- Goal -
Locate the lines where "Juice" occurs and copy them as they stand.

- Stored records -

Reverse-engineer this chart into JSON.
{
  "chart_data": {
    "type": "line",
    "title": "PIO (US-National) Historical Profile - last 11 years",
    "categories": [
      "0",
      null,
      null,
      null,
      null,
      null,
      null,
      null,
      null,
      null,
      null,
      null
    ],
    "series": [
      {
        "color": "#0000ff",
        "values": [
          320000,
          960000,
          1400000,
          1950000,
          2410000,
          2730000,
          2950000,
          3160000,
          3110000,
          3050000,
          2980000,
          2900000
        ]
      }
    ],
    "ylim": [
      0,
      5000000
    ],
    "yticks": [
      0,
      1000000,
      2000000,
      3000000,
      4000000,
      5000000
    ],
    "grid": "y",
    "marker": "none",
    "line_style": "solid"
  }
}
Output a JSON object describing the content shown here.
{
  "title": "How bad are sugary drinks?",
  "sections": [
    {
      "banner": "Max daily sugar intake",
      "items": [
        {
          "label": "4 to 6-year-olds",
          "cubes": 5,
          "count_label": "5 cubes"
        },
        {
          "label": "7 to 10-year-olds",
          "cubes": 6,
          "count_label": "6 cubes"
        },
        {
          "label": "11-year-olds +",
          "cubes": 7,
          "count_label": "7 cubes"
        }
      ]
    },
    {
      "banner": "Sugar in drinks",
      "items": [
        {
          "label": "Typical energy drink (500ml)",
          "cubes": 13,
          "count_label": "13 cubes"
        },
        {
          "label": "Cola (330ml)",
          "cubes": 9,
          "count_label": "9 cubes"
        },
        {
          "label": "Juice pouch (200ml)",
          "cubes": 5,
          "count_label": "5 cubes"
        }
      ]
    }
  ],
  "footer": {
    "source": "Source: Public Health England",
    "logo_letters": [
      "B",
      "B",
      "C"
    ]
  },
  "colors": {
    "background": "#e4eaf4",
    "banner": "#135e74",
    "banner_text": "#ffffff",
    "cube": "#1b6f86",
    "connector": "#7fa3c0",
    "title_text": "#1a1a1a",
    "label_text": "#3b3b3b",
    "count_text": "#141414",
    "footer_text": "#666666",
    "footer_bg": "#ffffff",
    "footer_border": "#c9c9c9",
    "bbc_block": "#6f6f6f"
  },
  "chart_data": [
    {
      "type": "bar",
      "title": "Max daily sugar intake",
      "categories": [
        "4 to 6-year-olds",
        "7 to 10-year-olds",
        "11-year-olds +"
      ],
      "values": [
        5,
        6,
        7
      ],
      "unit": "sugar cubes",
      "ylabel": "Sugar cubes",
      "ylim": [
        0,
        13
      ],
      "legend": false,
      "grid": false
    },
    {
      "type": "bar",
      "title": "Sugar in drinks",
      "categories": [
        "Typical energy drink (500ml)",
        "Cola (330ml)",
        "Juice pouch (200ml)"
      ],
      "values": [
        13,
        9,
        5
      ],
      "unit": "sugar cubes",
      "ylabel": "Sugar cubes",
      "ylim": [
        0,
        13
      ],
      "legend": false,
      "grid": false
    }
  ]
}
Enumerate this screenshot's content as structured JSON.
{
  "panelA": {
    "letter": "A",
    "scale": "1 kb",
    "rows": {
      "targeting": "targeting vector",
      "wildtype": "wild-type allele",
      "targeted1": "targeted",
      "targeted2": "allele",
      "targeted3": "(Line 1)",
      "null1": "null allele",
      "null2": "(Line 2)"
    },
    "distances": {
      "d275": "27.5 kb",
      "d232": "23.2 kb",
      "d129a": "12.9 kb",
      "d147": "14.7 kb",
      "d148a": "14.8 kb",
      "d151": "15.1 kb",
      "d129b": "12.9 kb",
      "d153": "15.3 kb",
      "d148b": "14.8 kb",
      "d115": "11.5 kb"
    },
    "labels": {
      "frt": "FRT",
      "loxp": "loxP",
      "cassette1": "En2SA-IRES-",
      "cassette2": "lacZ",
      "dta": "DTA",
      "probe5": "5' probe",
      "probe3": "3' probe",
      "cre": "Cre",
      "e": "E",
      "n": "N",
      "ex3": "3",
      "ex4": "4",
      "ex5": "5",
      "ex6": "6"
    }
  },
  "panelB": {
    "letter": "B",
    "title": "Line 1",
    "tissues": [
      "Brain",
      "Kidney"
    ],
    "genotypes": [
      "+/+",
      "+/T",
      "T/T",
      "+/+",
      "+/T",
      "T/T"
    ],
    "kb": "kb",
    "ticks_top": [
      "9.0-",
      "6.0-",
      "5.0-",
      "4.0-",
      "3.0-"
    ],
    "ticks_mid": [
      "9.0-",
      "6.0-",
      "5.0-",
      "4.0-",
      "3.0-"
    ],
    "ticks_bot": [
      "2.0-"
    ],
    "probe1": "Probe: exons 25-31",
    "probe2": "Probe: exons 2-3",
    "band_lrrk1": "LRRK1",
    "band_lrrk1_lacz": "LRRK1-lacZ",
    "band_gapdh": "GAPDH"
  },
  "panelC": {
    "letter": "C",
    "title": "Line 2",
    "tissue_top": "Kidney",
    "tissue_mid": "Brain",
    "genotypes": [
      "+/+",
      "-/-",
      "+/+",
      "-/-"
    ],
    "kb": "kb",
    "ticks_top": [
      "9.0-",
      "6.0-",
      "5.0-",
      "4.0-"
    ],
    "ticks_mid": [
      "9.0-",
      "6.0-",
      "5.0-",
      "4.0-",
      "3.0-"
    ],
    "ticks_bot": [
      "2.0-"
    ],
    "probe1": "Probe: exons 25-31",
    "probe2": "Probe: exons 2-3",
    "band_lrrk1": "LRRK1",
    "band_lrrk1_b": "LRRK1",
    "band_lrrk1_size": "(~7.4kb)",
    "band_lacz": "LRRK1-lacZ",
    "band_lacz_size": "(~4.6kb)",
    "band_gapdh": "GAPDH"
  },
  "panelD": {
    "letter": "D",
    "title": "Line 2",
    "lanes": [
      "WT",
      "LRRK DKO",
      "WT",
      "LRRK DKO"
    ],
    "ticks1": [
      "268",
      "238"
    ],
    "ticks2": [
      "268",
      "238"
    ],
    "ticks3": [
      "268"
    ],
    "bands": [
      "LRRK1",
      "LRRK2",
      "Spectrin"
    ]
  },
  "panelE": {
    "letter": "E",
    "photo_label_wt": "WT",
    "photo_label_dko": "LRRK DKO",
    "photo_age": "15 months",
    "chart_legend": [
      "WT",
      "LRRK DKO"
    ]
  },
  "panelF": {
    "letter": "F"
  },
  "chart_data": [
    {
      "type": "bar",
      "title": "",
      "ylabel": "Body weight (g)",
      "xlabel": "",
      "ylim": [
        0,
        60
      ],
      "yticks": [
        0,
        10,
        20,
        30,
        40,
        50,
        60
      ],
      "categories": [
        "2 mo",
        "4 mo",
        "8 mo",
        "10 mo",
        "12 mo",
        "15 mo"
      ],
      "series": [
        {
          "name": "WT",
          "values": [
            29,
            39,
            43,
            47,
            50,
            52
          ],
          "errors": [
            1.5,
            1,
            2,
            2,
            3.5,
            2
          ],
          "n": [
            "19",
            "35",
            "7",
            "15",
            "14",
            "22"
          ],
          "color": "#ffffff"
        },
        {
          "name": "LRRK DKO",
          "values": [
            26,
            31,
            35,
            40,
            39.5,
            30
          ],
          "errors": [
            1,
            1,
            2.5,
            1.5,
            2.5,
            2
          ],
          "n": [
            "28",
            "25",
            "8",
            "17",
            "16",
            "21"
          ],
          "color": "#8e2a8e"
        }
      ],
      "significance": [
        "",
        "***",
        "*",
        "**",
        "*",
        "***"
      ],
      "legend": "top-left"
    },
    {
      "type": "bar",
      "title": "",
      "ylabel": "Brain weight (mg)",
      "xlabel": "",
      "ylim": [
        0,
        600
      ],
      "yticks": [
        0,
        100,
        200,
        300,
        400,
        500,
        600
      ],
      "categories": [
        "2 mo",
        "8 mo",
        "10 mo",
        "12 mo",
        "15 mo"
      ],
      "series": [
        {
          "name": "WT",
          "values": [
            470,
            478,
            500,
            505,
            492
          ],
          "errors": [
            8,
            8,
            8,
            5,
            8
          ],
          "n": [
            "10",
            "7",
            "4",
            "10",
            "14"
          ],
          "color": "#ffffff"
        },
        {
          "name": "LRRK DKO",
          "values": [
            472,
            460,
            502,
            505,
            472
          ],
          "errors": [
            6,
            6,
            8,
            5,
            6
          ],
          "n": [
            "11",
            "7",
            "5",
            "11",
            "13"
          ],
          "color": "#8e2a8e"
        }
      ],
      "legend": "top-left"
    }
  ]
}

- Full solution -
          "label": "Juice pouch (200ml)",
        "Juice pouch (200ml)"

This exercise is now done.